*Requirements:* Filter the entries, keeping every line with the word "this".
Begin Excerpted records
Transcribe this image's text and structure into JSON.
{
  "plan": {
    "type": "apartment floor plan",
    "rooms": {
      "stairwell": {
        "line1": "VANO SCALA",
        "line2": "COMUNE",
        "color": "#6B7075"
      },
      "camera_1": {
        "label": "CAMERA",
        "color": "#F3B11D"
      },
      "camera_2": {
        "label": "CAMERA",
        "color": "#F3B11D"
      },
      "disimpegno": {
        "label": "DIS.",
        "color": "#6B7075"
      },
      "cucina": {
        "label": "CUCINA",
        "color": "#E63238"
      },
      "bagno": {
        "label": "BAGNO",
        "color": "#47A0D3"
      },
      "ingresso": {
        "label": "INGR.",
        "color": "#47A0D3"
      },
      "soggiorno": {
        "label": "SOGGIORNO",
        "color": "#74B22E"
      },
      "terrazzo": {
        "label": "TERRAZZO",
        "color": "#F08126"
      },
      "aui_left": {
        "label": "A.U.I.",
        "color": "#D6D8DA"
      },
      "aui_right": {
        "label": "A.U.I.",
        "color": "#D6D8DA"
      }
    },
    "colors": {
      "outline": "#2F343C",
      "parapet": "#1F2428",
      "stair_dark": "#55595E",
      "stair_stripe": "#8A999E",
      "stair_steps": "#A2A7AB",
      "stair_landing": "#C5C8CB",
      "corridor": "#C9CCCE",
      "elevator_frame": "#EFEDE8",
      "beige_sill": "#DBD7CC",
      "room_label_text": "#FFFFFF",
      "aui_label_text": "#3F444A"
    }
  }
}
End Excerpted records
Begin Excerpted records
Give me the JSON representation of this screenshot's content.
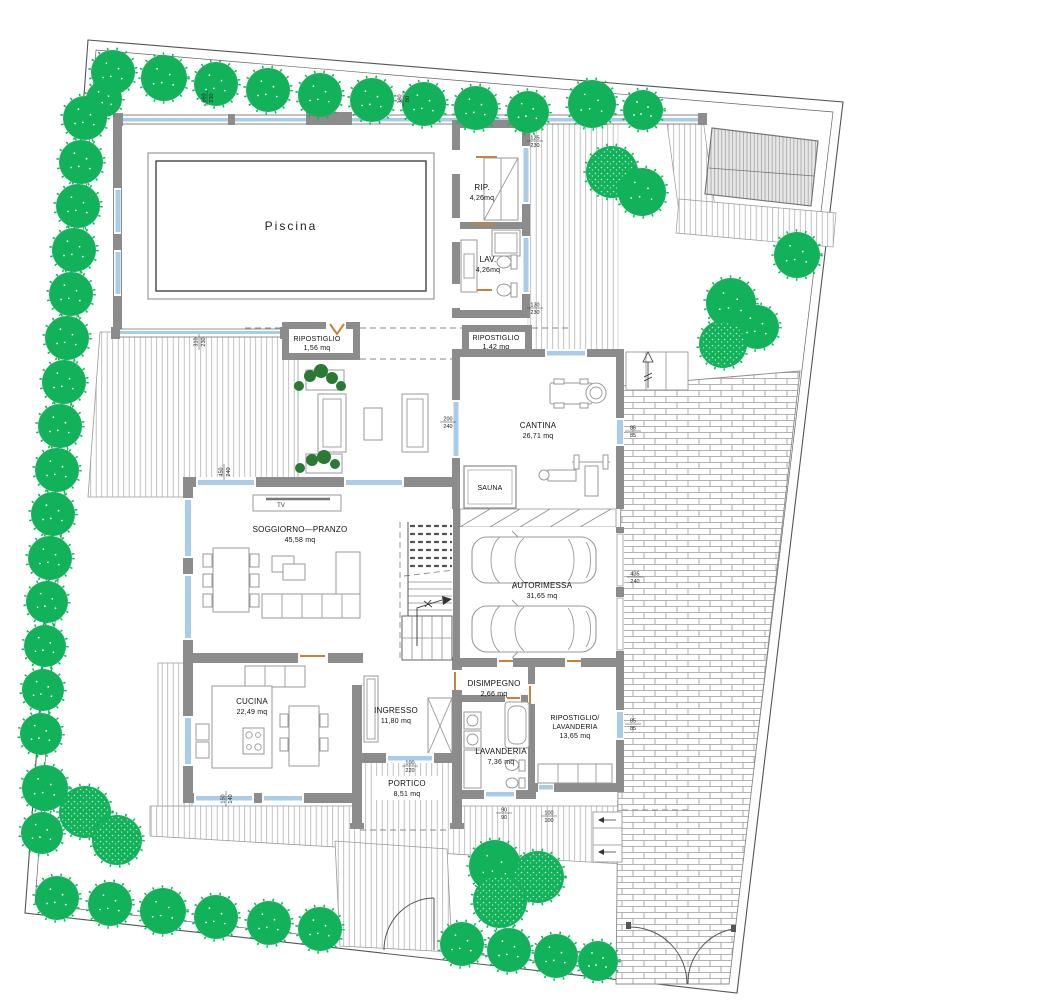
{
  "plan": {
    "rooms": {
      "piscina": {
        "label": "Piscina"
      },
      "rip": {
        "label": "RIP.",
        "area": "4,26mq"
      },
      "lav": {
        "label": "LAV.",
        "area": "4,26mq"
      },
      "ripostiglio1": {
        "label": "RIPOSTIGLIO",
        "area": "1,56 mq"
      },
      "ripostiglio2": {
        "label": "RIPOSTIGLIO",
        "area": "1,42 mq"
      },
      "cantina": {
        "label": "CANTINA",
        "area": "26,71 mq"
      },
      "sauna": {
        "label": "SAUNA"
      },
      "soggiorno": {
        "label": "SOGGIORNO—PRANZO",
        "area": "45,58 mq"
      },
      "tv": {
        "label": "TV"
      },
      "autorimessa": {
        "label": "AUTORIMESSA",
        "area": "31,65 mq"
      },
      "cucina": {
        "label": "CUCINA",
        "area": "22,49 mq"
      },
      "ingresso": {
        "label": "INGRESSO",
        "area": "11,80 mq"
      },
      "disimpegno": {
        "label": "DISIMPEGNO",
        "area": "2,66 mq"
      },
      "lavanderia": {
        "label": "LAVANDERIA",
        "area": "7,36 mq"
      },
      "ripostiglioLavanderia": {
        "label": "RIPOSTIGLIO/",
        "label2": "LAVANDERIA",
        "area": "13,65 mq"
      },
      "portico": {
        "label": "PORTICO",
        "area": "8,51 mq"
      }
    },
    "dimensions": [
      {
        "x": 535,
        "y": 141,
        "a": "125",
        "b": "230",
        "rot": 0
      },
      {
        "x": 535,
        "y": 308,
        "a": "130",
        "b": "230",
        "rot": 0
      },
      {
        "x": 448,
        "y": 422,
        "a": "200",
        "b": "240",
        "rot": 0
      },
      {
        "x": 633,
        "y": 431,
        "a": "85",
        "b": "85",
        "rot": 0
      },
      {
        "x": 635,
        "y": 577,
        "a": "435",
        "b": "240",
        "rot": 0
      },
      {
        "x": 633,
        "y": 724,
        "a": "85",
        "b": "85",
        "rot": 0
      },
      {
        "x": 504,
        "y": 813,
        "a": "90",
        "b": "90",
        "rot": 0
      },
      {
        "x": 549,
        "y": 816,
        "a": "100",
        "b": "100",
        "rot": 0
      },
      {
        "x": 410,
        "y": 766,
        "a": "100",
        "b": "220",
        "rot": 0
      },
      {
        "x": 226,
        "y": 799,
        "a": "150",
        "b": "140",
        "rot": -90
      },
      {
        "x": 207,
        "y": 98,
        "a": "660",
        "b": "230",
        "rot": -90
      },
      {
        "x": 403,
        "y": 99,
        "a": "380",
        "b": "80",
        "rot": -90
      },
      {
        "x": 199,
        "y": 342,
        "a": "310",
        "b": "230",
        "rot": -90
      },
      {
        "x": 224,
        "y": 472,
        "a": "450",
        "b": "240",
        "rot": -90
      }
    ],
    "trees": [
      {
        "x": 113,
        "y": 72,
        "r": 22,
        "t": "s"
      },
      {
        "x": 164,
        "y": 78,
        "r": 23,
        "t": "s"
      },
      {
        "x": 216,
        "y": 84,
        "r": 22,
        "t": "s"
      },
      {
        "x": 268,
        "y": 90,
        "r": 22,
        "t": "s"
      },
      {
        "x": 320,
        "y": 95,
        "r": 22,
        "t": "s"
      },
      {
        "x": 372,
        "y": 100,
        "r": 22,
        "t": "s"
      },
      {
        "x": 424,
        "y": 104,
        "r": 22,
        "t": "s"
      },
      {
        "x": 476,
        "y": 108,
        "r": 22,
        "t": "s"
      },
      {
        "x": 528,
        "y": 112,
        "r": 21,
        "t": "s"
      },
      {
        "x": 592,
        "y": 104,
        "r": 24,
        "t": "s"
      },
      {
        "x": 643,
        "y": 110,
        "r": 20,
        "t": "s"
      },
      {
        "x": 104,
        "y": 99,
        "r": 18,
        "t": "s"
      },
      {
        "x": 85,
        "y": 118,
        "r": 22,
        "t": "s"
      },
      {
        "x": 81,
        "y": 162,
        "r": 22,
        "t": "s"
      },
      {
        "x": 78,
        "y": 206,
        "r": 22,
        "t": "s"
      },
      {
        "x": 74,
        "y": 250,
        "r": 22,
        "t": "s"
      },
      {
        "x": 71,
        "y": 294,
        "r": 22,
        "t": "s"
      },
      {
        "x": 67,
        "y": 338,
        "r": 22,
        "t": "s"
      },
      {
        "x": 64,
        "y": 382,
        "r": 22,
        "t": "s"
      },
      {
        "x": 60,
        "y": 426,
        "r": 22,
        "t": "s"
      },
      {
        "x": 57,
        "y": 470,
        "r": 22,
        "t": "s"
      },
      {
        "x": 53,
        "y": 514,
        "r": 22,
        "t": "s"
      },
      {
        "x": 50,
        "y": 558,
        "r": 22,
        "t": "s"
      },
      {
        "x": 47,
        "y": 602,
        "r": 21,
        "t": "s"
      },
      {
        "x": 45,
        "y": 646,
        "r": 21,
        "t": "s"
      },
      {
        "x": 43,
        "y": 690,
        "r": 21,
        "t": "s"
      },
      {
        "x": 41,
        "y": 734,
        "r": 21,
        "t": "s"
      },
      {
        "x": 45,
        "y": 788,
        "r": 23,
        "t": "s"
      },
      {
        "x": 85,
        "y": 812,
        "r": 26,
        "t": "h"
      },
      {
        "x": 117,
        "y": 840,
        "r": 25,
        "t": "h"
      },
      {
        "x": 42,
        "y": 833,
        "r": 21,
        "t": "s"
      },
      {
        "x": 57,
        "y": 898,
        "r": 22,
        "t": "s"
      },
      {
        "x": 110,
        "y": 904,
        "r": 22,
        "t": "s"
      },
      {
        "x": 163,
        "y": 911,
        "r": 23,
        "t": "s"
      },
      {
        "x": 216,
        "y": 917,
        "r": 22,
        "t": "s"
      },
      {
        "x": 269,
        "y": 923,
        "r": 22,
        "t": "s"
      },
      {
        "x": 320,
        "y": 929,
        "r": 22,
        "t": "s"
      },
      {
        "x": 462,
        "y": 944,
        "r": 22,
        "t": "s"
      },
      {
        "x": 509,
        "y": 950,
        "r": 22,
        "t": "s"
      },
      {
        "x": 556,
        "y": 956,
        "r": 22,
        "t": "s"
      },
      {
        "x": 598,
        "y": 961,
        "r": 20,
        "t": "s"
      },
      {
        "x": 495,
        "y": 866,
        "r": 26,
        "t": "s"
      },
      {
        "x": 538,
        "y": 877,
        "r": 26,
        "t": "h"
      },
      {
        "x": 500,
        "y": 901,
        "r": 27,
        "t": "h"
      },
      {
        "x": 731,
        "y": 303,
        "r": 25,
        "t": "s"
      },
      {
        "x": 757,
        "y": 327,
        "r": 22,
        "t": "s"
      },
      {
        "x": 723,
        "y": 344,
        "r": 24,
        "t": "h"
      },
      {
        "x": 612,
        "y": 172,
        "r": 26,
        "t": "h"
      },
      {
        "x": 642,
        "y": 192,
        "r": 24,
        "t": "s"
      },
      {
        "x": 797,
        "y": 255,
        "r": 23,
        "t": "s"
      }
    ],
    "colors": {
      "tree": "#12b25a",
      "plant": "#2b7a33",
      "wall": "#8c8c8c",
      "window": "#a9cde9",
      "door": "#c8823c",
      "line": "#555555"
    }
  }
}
End Excerpted records
*Result:*
Transcribe this image's text and structure into JSON.
Give me the JSON representation of this screenshot's content.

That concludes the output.